→ **Aim**
Your answer should be a single number: the count of lines in the material below that hold "Interaction".

[Start of Supplied records]

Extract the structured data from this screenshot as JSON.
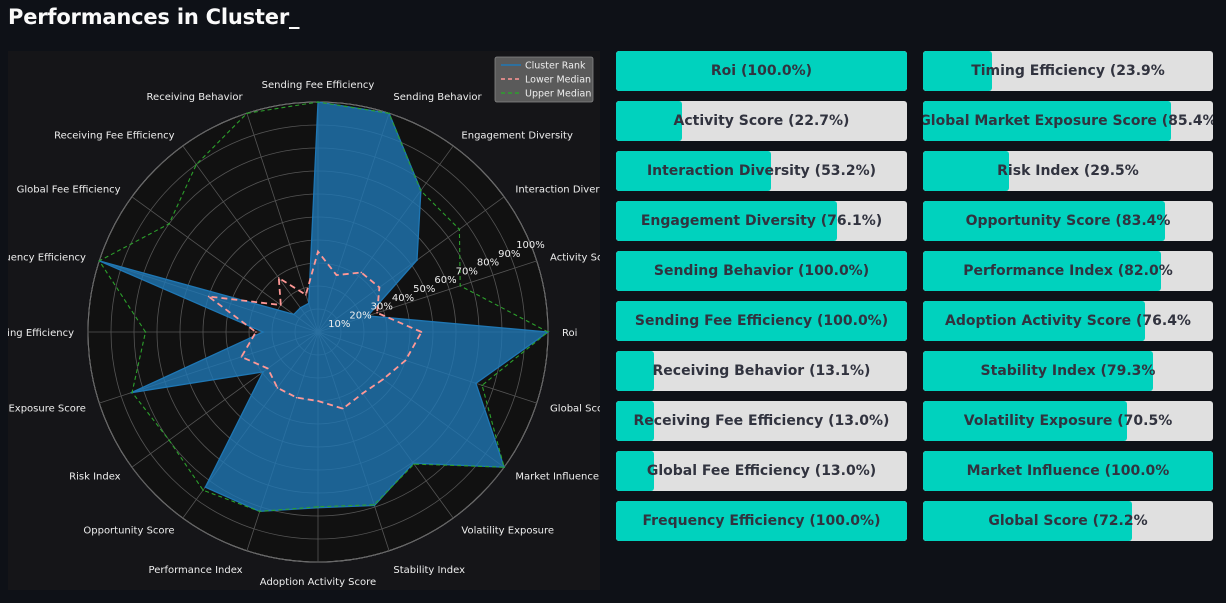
{
  "page": {
    "title": "Performances in Cluster_"
  },
  "chart_data": {
    "type": "radar",
    "title": "",
    "categories": [
      "Roi",
      "Activity Score",
      "Interaction Diversity",
      "Engagement Diversity",
      "Sending Behavior",
      "Sending Fee Efficiency",
      "Receiving Behavior",
      "Receiving Fee Efficiency",
      "Global Fee Efficiency",
      "Frequency Efficiency",
      "Timing Efficiency",
      "Global Market Exposure Score",
      "Risk Index",
      "Opportunity Score",
      "Performance Index",
      "Adoption Activity Score",
      "Stability Index",
      "Volatility Exposure",
      "Market Influence",
      "Global Score"
    ],
    "radial_ticks": [
      "10%",
      "20%",
      "30%",
      "40%",
      "50%",
      "60%",
      "70%",
      "80%",
      "90%",
      "100%"
    ],
    "legend_position": "top-right",
    "series": [
      {
        "name": "Cluster Rank",
        "color": "#1f77b4",
        "style": "solid",
        "fill": true,
        "values": [
          100.0,
          22.7,
          53.2,
          76.1,
          100.0,
          100.0,
          13.1,
          13.0,
          13.0,
          100.0,
          23.9,
          85.4,
          29.5,
          83.4,
          82.0,
          76.4,
          79.3,
          70.5,
          100.0,
          72.2
        ]
      },
      {
        "name": "Lower Median",
        "color": "#ff9896",
        "style": "dashed",
        "values": [
          45,
          27,
          33,
          32,
          26,
          35,
          17,
          29,
          20,
          50,
          27,
          35,
          27,
          30,
          30,
          30,
          35,
          33,
          35,
          40
        ]
      },
      {
        "name": "Upper Median",
        "color": "#2ca02c",
        "style": "dashed",
        "values": [
          100,
          65,
          76,
          76,
          100,
          100,
          100,
          90,
          80,
          100,
          75,
          85,
          80,
          85,
          82,
          76,
          79,
          71,
          100,
          75
        ]
      }
    ]
  },
  "bars": [
    {
      "label": "Roi (100.0%)",
      "value": 100.0
    },
    {
      "label": "Timing Efficiency (23.9%",
      "value": 23.9
    },
    {
      "label": "Activity Score (22.7%)",
      "value": 22.7
    },
    {
      "label": "Global Market Exposure Score (85.4%",
      "value": 85.4
    },
    {
      "label": "Interaction Diversity (53.2%)",
      "value": 53.2
    },
    {
      "label": "Risk Index (29.5%",
      "value": 29.5
    },
    {
      "label": "Engagement Diversity (76.1%)",
      "value": 76.1
    },
    {
      "label": "Opportunity Score (83.4%",
      "value": 83.4
    },
    {
      "label": "Sending Behavior (100.0%)",
      "value": 100.0
    },
    {
      "label": "Performance Index (82.0%",
      "value": 82.0
    },
    {
      "label": "Sending Fee Efficiency (100.0%)",
      "value": 100.0
    },
    {
      "label": "Adoption Activity Score (76.4%",
      "value": 76.4
    },
    {
      "label": "Receiving Behavior (13.1%)",
      "value": 13.1
    },
    {
      "label": "Stability Index (79.3%",
      "value": 79.3
    },
    {
      "label": "Receiving Fee Efficiency (13.0%)",
      "value": 13.0
    },
    {
      "label": "Volatility Exposure (70.5%",
      "value": 70.5
    },
    {
      "label": "Global Fee Efficiency (13.0%)",
      "value": 13.0
    },
    {
      "label": "Market Influence (100.0%",
      "value": 100.0
    },
    {
      "label": "Frequency Efficiency (100.0%)",
      "value": 100.0
    },
    {
      "label": "Global Score (72.2%",
      "value": 72.2
    }
  ],
  "colors": {
    "bar_fill": "#00d2be",
    "bar_track": "#e0e0e0",
    "bar_text": "#31333f",
    "background": "#0e1117"
  }
}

[End of Supplied records]

→ **Right answer**
2